● **Dataset extract**

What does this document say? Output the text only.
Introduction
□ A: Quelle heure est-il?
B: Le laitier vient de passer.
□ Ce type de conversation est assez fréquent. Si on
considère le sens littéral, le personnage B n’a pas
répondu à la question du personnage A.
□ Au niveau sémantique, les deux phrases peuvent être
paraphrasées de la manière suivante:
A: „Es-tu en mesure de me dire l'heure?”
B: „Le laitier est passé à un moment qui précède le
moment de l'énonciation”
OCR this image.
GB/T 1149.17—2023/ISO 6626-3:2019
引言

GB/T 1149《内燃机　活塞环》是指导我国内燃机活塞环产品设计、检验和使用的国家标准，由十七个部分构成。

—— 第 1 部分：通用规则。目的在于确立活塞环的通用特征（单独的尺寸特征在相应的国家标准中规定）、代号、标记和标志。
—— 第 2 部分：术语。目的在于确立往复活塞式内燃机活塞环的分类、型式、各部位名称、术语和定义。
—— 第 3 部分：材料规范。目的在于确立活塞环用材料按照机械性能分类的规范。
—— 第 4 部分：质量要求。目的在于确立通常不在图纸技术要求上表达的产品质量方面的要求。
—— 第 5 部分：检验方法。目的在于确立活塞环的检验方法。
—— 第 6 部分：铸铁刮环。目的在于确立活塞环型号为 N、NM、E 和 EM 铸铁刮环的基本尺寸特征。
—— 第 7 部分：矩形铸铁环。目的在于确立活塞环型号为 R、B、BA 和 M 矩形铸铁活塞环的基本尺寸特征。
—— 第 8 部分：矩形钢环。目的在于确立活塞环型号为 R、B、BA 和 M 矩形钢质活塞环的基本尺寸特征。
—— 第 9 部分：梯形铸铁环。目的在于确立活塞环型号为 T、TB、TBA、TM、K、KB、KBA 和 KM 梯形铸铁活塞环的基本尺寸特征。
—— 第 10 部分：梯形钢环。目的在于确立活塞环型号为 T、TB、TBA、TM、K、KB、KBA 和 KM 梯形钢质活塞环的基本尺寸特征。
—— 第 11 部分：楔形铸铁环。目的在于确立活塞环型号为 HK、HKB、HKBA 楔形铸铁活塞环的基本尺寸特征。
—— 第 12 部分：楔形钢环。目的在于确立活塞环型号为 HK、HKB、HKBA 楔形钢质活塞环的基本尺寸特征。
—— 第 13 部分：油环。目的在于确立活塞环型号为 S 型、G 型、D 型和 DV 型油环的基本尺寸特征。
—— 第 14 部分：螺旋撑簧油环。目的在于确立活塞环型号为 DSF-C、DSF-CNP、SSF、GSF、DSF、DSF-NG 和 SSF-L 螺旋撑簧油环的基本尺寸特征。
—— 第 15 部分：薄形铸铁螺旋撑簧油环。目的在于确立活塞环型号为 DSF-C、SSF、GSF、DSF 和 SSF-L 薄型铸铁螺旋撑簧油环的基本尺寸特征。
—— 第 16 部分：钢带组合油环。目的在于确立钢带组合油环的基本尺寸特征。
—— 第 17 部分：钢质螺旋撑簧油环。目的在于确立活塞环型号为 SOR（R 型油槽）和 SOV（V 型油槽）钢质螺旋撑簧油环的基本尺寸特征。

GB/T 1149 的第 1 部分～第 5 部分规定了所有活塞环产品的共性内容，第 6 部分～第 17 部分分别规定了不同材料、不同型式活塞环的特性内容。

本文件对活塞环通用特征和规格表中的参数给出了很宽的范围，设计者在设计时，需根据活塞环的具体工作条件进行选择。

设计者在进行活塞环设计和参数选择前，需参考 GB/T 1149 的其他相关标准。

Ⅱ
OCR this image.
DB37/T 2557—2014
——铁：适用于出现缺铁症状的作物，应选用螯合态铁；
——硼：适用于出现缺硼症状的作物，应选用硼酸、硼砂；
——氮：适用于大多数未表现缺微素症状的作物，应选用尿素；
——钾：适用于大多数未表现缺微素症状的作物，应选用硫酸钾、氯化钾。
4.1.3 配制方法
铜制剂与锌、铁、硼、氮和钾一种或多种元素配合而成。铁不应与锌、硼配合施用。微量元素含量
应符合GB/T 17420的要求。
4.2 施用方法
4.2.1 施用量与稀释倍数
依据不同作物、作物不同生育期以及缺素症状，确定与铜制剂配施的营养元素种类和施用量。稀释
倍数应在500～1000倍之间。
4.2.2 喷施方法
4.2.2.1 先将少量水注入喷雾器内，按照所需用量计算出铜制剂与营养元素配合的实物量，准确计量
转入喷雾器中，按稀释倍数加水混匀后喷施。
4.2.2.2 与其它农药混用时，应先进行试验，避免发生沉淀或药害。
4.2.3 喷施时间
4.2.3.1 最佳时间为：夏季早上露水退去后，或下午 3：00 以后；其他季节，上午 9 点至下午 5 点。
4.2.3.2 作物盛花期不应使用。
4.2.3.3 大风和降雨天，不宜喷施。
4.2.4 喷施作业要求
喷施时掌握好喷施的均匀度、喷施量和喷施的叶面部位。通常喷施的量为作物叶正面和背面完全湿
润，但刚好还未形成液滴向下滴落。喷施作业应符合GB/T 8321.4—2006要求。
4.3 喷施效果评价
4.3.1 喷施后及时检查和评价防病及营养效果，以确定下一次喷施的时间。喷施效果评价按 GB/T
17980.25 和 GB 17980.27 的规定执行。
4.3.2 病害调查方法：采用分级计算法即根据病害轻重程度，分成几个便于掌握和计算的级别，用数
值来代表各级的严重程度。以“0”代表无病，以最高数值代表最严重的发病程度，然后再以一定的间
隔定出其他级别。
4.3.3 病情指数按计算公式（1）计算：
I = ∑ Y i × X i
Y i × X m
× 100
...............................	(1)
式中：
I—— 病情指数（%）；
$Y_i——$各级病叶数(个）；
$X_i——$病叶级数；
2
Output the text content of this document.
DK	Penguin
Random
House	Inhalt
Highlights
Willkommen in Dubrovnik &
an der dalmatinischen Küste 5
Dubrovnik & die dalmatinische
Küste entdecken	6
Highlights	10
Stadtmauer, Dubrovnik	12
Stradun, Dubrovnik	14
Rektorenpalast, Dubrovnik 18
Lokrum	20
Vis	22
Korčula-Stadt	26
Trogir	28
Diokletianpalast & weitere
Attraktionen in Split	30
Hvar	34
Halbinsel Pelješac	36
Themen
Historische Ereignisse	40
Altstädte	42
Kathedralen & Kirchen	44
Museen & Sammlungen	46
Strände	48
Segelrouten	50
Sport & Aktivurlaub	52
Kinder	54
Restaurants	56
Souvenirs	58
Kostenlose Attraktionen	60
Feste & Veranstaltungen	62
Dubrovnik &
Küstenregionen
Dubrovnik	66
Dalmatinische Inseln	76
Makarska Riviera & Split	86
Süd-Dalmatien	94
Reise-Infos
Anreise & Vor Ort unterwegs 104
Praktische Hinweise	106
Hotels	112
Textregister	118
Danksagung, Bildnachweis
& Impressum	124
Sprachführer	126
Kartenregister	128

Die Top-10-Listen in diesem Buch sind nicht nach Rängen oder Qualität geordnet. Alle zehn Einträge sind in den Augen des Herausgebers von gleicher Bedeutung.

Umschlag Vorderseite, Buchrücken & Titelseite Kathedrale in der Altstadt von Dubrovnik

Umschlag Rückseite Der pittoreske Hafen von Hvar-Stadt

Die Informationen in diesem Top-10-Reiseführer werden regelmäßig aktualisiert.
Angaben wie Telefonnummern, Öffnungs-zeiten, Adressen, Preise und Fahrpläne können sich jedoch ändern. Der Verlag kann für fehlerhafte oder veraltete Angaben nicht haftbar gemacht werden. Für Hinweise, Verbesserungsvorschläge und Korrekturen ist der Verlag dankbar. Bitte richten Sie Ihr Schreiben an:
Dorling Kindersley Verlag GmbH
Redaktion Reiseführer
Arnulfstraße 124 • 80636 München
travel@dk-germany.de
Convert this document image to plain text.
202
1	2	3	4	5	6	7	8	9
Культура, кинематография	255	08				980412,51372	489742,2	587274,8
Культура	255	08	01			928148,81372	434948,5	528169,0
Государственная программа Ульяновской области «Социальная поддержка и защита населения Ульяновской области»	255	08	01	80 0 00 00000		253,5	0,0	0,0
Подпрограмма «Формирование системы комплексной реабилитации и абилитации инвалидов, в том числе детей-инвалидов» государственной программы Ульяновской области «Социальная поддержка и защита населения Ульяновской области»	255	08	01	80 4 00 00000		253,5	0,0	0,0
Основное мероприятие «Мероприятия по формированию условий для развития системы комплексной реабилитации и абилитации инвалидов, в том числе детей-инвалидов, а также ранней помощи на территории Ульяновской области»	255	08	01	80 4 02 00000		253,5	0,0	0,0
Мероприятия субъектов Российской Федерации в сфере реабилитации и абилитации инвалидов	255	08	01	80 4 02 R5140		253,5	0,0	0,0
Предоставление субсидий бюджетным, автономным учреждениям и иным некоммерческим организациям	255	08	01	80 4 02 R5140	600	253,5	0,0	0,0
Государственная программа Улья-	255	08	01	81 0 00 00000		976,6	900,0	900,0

● **Given problem**
Each line with the string "moment" in it needs to be found and copied.

● **Full solution**
B: „Le laitier est passé à un moment qui précède le
moment de l'énonciation”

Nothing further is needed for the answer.